Type out the complete listing below word for word, without its pictures.

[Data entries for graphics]
──────────────────────────────
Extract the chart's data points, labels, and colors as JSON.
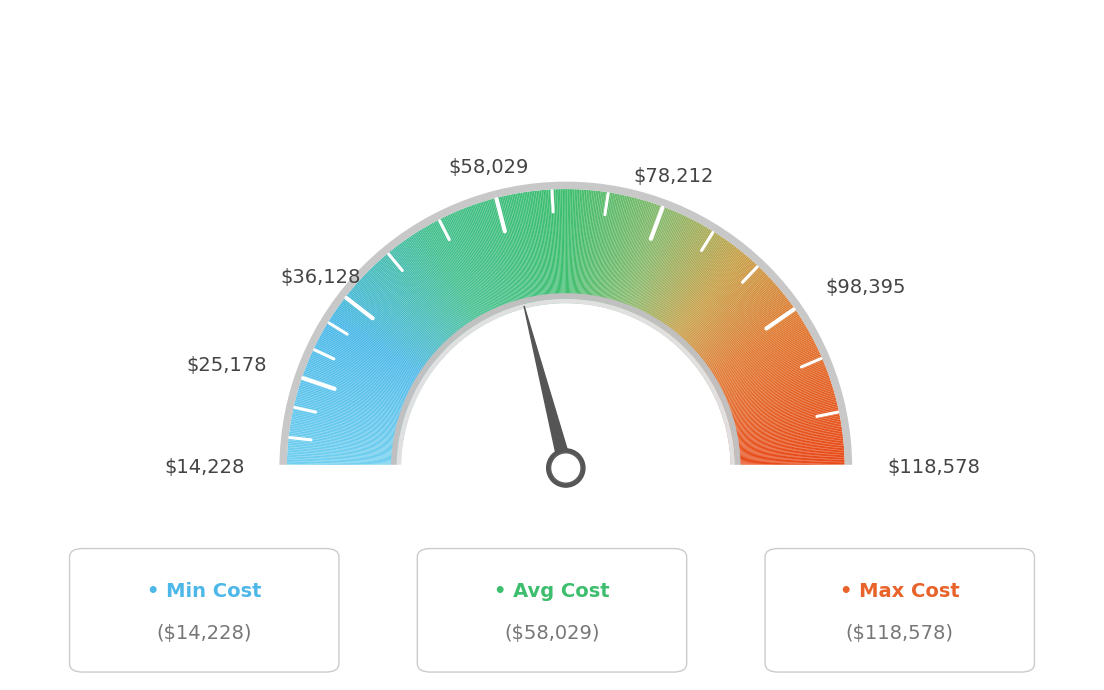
{
  "min_value": 14228,
  "max_value": 118578,
  "avg_value": 58029,
  "tick_labels": [
    "$14,228",
    "$25,178",
    "$36,128",
    "$58,029",
    "$78,212",
    "$98,395",
    "$118,578"
  ],
  "tick_values": [
    14228,
    25178,
    36128,
    58029,
    78212,
    98395,
    118578
  ],
  "legend_labels": [
    "Min Cost",
    "Avg Cost",
    "Max Cost"
  ],
  "legend_values": [
    "($14,228)",
    "($58,029)",
    "($118,578)"
  ],
  "legend_colors": [
    "#4db8e8",
    "#3dbe6e",
    "#e8622a"
  ],
  "bg_color": "#ffffff",
  "needle_color": "#555555",
  "colors_gradient": [
    [
      0.0,
      "#72d0f0"
    ],
    [
      0.18,
      "#4ab8e8"
    ],
    [
      0.33,
      "#45c090"
    ],
    [
      0.5,
      "#3dbe6e"
    ],
    [
      0.62,
      "#8ab86a"
    ],
    [
      0.72,
      "#c8a048"
    ],
    [
      0.82,
      "#e07830"
    ],
    [
      1.0,
      "#e84818"
    ]
  ],
  "outer_r": 1.05,
  "inner_r": 0.62,
  "label_fontsize": 14,
  "legend_fontsize": 14
}
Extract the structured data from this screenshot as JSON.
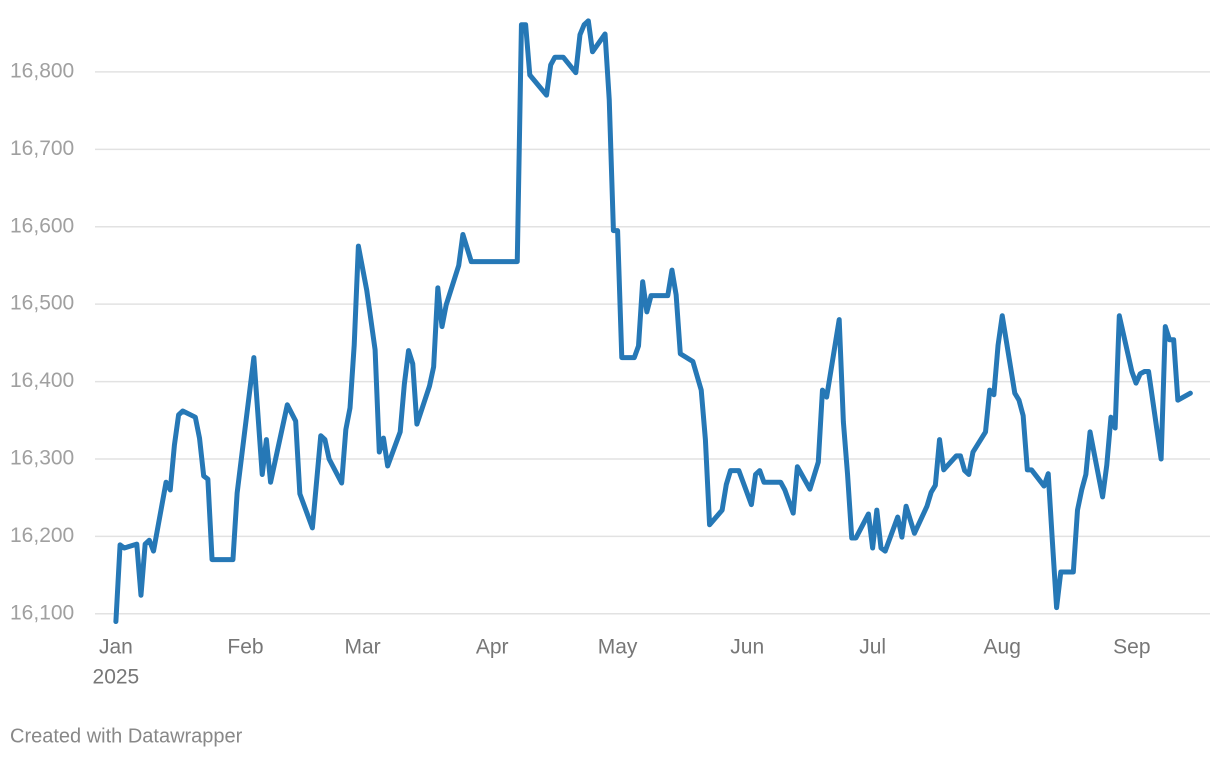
{
  "chart_data": {
    "type": "line",
    "x": [
      0,
      1,
      2,
      5,
      6,
      7,
      8,
      9,
      12,
      13,
      14,
      15,
      16,
      19,
      20,
      21,
      22,
      23,
      28,
      29,
      31,
      33,
      35,
      36,
      37,
      41,
      43,
      44,
      47,
      49,
      50,
      51,
      54,
      55,
      56,
      57,
      58,
      60,
      62,
      63,
      64,
      65,
      68,
      69,
      70,
      71,
      72,
      75,
      76,
      77,
      78,
      79,
      82,
      83,
      85,
      96,
      97,
      98,
      99,
      103,
      104,
      105,
      107,
      110,
      111,
      112,
      113,
      114,
      117,
      118,
      119,
      120,
      121,
      124,
      125,
      126,
      127,
      128,
      132,
      133,
      134,
      135,
      138,
      140,
      141,
      142,
      145,
      146,
      147,
      149,
      152,
      153,
      154,
      155,
      159,
      160,
      162,
      163,
      166,
      168,
      169,
      170,
      173,
      174,
      175,
      176,
      177,
      180,
      181,
      182,
      183,
      184,
      187,
      188,
      189,
      191,
      194,
      195,
      196,
      197,
      198,
      201,
      202,
      203,
      204,
      205,
      208,
      209,
      210,
      211,
      212,
      215,
      216,
      217,
      218,
      219,
      222,
      223,
      224,
      225,
      226,
      229,
      230,
      231,
      232,
      233,
      236,
      237,
      238,
      239,
      240,
      243,
      244,
      245,
      246,
      247,
      250,
      251,
      252,
      253,
      254,
      257
    ],
    "values": [
      16090,
      16189,
      16185,
      16190,
      16124,
      16190,
      16195,
      16181,
      16270,
      16260,
      16318,
      16357,
      16362,
      16354,
      16327,
      16278,
      16274,
      16170,
      16170,
      16256,
      16344,
      16431,
      16280,
      16325,
      16270,
      16370,
      16349,
      16255,
      16211,
      16330,
      16325,
      16300,
      16269,
      16338,
      16366,
      16447,
      16575,
      16518,
      16441,
      16309,
      16327,
      16291,
      16335,
      16397,
      16440,
      16423,
      16345,
      16394,
      16419,
      16521,
      16471,
      16499,
      16550,
      16590,
      16555,
      16555,
      16861,
      16861,
      16796,
      16770,
      16809,
      16819,
      16819,
      16799,
      16848,
      16861,
      16866,
      16826,
      16849,
      16764,
      16595,
      16595,
      16431,
      16431,
      16446,
      16529,
      16490,
      16511,
      16511,
      16544,
      16512,
      16436,
      16426,
      16389,
      16325,
      16215,
      16234,
      16267,
      16285,
      16285,
      16241,
      16280,
      16285,
      16270,
      16270,
      16260,
      16230,
      16290,
      16261,
      16296,
      16389,
      16380,
      16480,
      16348,
      16280,
      16198,
      16198,
      16229,
      16185,
      16234,
      16185,
      16181,
      16225,
      16199,
      16239,
      16204,
      16239,
      16257,
      16266,
      16325,
      16286,
      16304,
      16304,
      16285,
      16280,
      16309,
      16335,
      16389,
      16383,
      16447,
      16485,
      16385,
      16376,
      16356,
      16286,
      16286,
      16265,
      16281,
      16193,
      16108,
      16154,
      16154,
      16234,
      16260,
      16280,
      16335,
      16251,
      16292,
      16354,
      16340,
      16485,
      16413,
      16398,
      16410,
      16413,
      16413,
      16300,
      16471,
      16454,
      16454,
      16376,
      16385
    ],
    "color": "#2678b6",
    "xlim": [
      -3.8,
      259.3
    ],
    "xticks": [
      {
        "value": 0,
        "label": "Jan"
      },
      {
        "value": 31,
        "label": "Feb"
      },
      {
        "value": 59,
        "label": "Mar"
      },
      {
        "value": 90,
        "label": "Apr"
      },
      {
        "value": 120,
        "label": "May"
      },
      {
        "value": 151,
        "label": "Jun"
      },
      {
        "value": 181,
        "label": "Jul"
      },
      {
        "value": 212,
        "label": "Aug"
      },
      {
        "value": 243,
        "label": "Sep"
      }
    ],
    "x_sublabel": "2025",
    "ylim": [
      16092,
      16880
    ],
    "yticks": [
      {
        "value": 16100,
        "label": "16,100"
      },
      {
        "value": 16200,
        "label": "16,200"
      },
      {
        "value": 16300,
        "label": "16,300"
      },
      {
        "value": 16400,
        "label": "16,400"
      },
      {
        "value": 16500,
        "label": "16,500"
      },
      {
        "value": 16600,
        "label": "16,600"
      },
      {
        "value": 16700,
        "label": "16,700"
      },
      {
        "value": 16800,
        "label": "16,800"
      }
    ],
    "grid": true,
    "credit": "Created with Datawrapper"
  }
}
──────────────────────────────
● REPLY
Extract the chart's data points, labels, and colors as JSON.
{
  "min_value": 14228,
  "max_value": 118578,
  "avg_value": 58029,
  "tick_labels": [
    "$14,228",
    "$25,178",
    "$36,128",
    "$58,029",
    "$78,212",
    "$98,395",
    "$118,578"
  ],
  "tick_values": [
    14228,
    25178,
    36128,
    58029,
    78212,
    98395,
    118578
  ],
  "legend_labels": [
    "Min Cost",
    "Avg Cost",
    "Max Cost"
  ],
  "legend_values": [
    "($14,228)",
    "($58,029)",
    "($118,578)"
  ],
  "legend_colors": [
    "#4db8e8",
    "#3dbe6e",
    "#e8622a"
  ],
  "bg_color": "#ffffff",
  "needle_color": "#555555",
  "colors_gradient": [
    [
      0.0,
      "#72d0f0"
    ],
    [
      0.18,
      "#4ab8e8"
    ],
    [
      0.33,
      "#45c090"
    ],
    [
      0.5,
      "#3dbe6e"
    ],
    [
      0.62,
      "#8ab86a"
    ],
    [
      0.72,
      "#c8a048"
    ],
    [
      0.82,
      "#e07830"
    ],
    [
      1.0,
      "#e84818"
    ]
  ],
  "outer_r": 1.05,
  "inner_r": 0.62,
  "label_fontsize": 14,
  "legend_fontsize": 14
}
Extract the structured data from this screenshot as JSON.
{
  "chart_data": {
    "type": "line",
    "x": [
      0,
      1,
      2,
      5,
      6,
      7,
      8,
      9,
      12,
      13,
      14,
      15,
      16,
      19,
      20,
      21,
      22,
      23,
      28,
      29,
      31,
      33,
      35,
      36,
      37,
      41,
      43,
      44,
      47,
      49,
      50,
      51,
      54,
      55,
      56,
      57,
      58,
      60,
      62,
      63,
      64,
      65,
      68,
      69,
      70,
      71,
      72,
      75,
      76,
      77,
      78,
      79,
      82,
      83,
      85,
      96,
      97,
      98,
      99,
      103,
      104,
      105,
      107,
      110,
      111,
      112,
      113,
      114,
      117,
      118,
      119,
      120,
      121,
      124,
      125,
      126,
      127,
      128,
      132,
      133,
      134,
      135,
      138,
      140,
      141,
      142,
      145,
      146,
      147,
      149,
      152,
      153,
      154,
      155,
      159,
      160,
      162,
      163,
      166,
      168,
      169,
      170,
      173,
      174,
      175,
      176,
      177,
      180,
      181,
      182,
      183,
      184,
      187,
      188,
      189,
      191,
      194,
      195,
      196,
      197,
      198,
      201,
      202,
      203,
      204,
      205,
      208,
      209,
      210,
      211,
      212,
      215,
      216,
      217,
      218,
      219,
      222,
      223,
      224,
      225,
      226,
      229,
      230,
      231,
      232,
      233,
      236,
      237,
      238,
      239,
      240,
      243,
      244,
      245,
      246,
      247,
      250,
      251,
      252,
      253,
      254,
      257
    ],
    "values": [
      16090,
      16189,
      16185,
      16190,
      16124,
      16190,
      16195,
      16181,
      16270,
      16260,
      16318,
      16357,
      16362,
      16354,
      16327,
      16278,
      16274,
      16170,
      16170,
      16256,
      16344,
      16431,
      16280,
      16325,
      16270,
      16370,
      16349,
      16255,
      16211,
      16330,
      16325,
      16300,
      16269,
      16338,
      16366,
      16447,
      16575,
      16518,
      16441,
      16309,
      16327,
      16291,
      16335,
      16397,
      16440,
      16423,
      16345,
      16394,
      16419,
      16521,
      16471,
      16499,
      16550,
      16590,
      16555,
      16555,
      16861,
      16861,
      16796,
      16770,
      16809,
      16819,
      16819,
      16799,
      16848,
      16861,
      16866,
      16826,
      16849,
      16764,
      16595,
      16595,
      16431,
      16431,
      16446,
      16529,
      16490,
      16511,
      16511,
      16544,
      16512,
      16436,
      16426,
      16389,
      16325,
      16215,
      16234,
      16267,
      16285,
      16285,
      16241,
      16280,
      16285,
      16270,
      16270,
      16260,
      16230,
      16290,
      16261,
      16296,
      16389,
      16380,
      16480,
      16348,
      16280,
      16198,
      16198,
      16229,
      16185,
      16234,
      16185,
      16181,
      16225,
      16199,
      16239,
      16204,
      16239,
      16257,
      16266,
      16325,
      16286,
      16304,
      16304,
      16285,
      16280,
      16309,
      16335,
      16389,
      16383,
      16447,
      16485,
      16385,
      16376,
      16356,
      16286,
      16286,
      16265,
      16281,
      16193,
      16108,
      16154,
      16154,
      16234,
      16260,
      16280,
      16335,
      16251,
      16292,
      16354,
      16340,
      16485,
      16413,
      16398,
      16410,
      16413,
      16413,
      16300,
      16471,
      16454,
      16454,
      16376,
      16385
    ],
    "color": "#2678b6",
    "xlim": [
      -3.8,
      259.3
    ],
    "xticks": [
      {
        "value": 0,
        "label": "Jan"
      },
      {
        "value": 31,
        "label": "Feb"
      },
      {
        "value": 59,
        "label": "Mar"
      },
      {
        "value": 90,
        "label": "Apr"
      },
      {
        "value": 120,
        "label": "May"
      },
      {
        "value": 151,
        "label": "Jun"
      },
      {
        "value": 181,
        "label": "Jul"
      },
      {
        "value": 212,
        "label": "Aug"
      },
      {
        "value": 243,
        "label": "Sep"
      }
    ],
    "x_sublabel": "2025",
    "ylim": [
      16092,
      16880
    ],
    "yticks": [
      {
        "value": 16100,
        "label": "16,100"
      },
      {
        "value": 16200,
        "label": "16,200"
      },
      {
        "value": 16300,
        "label": "16,300"
      },
      {
        "value": 16400,
        "label": "16,400"
      },
      {
        "value": 16500,
        "label": "16,500"
      },
      {
        "value": 16600,
        "label": "16,600"
      },
      {
        "value": 16700,
        "label": "16,700"
      },
      {
        "value": 16800,
        "label": "16,800"
      }
    ],
    "grid": true,
    "credit": "Created with Datawrapper"
  }
}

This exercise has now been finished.